WHAT YOU SHOULD DO: Where a line contains the word "title", copy that line in full.

RECORDS SHOWN:
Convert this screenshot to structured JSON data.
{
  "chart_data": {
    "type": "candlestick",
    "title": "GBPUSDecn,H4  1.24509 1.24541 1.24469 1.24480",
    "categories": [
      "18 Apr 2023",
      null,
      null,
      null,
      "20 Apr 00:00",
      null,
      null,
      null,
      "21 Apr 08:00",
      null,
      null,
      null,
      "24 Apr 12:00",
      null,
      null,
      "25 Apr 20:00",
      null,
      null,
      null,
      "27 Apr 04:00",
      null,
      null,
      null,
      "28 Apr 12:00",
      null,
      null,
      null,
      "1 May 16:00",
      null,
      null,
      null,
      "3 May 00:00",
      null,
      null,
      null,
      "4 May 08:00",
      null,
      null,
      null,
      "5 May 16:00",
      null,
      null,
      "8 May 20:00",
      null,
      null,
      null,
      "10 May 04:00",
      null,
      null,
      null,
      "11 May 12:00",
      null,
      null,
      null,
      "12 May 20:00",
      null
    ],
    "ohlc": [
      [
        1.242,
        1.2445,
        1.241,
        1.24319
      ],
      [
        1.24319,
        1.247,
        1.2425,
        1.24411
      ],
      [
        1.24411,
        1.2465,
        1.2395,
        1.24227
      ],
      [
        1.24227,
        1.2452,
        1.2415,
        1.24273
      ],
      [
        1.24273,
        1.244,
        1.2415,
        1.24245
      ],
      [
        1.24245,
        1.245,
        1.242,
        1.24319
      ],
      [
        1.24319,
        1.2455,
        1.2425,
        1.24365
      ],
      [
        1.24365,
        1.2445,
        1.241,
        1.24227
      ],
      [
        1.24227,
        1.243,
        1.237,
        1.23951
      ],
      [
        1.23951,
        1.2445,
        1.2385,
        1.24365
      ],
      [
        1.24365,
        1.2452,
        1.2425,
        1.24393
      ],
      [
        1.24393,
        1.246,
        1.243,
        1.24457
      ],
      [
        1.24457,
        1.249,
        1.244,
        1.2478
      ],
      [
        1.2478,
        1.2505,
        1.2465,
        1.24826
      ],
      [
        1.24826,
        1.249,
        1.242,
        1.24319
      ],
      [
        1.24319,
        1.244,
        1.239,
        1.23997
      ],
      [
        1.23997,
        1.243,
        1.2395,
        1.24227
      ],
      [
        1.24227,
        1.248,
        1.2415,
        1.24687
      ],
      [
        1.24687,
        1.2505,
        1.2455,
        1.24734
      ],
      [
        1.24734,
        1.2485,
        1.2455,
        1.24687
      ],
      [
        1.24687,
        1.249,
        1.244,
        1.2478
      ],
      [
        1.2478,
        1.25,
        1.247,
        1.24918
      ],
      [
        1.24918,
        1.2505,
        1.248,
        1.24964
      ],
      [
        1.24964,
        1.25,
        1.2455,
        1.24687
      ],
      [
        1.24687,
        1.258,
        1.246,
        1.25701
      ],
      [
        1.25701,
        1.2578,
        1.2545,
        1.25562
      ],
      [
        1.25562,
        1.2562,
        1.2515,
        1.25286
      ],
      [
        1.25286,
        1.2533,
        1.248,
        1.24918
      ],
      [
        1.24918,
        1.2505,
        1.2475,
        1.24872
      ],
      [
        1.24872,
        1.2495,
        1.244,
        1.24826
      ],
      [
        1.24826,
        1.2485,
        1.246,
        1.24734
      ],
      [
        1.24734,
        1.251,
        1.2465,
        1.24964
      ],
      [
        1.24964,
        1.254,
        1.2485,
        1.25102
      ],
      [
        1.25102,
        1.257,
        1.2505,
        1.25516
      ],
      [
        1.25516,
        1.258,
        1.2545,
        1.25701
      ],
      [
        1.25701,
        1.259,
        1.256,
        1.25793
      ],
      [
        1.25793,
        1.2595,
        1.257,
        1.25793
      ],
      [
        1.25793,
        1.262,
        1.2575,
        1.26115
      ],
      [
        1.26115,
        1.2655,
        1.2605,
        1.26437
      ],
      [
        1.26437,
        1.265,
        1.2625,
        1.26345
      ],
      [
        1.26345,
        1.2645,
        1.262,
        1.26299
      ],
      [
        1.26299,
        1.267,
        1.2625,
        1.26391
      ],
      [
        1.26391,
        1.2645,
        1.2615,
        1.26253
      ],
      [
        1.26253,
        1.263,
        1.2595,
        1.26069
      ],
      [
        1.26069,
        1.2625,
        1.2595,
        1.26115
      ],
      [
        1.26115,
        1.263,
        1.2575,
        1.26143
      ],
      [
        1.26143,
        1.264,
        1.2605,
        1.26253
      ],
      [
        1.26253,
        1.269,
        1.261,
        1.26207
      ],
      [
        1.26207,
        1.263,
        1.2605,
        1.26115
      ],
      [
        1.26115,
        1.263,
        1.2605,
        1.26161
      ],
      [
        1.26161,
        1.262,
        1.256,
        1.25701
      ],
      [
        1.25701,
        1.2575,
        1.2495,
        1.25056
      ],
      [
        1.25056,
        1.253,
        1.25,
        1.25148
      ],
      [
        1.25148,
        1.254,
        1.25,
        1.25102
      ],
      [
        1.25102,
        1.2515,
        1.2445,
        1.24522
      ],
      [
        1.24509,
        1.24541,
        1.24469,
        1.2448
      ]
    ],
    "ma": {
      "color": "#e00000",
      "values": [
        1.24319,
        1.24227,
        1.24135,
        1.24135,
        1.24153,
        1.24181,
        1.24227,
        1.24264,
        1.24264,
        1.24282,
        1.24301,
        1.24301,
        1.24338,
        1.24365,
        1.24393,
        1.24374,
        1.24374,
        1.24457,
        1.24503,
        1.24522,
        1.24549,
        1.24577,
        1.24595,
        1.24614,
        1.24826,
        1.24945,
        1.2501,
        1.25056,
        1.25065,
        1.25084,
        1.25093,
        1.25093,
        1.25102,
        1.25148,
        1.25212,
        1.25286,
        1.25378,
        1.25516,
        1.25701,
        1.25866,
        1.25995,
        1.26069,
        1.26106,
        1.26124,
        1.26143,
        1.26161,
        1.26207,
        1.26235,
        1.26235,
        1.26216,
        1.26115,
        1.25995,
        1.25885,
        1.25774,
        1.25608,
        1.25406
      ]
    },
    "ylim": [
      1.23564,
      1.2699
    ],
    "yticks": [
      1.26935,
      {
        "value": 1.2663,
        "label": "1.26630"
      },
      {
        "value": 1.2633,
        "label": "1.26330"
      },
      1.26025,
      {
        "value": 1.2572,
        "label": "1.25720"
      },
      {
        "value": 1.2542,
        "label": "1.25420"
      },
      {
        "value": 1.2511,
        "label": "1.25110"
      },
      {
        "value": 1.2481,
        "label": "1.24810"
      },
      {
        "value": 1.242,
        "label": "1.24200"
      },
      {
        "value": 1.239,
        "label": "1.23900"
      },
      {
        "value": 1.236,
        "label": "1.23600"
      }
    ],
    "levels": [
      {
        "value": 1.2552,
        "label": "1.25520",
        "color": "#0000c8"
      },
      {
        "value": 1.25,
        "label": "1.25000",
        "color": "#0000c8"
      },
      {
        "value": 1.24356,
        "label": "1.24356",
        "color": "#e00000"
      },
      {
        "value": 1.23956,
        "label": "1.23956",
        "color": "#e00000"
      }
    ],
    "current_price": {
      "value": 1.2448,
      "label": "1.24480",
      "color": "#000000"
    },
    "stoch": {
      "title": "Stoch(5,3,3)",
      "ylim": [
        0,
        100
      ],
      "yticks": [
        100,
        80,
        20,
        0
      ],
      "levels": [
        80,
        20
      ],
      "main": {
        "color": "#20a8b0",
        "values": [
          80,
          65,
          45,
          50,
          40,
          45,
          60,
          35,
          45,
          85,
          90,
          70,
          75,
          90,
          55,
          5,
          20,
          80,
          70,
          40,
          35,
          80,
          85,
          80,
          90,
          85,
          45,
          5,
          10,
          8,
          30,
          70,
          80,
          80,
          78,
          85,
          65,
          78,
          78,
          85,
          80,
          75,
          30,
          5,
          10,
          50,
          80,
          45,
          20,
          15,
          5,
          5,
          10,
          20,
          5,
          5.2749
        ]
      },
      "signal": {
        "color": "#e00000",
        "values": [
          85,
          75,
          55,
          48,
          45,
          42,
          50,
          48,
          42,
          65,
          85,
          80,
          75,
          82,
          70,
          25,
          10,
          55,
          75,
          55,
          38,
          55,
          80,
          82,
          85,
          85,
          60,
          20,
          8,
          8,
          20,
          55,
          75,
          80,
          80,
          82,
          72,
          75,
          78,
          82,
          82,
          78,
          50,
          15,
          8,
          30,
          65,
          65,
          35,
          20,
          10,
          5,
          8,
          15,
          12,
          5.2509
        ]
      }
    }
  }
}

IN RESPONSE:
    "title": "GBPUSDecn,H4  1.24509 1.24541 1.24469 1.24480",
      "title": "Stoch(5,3,3)",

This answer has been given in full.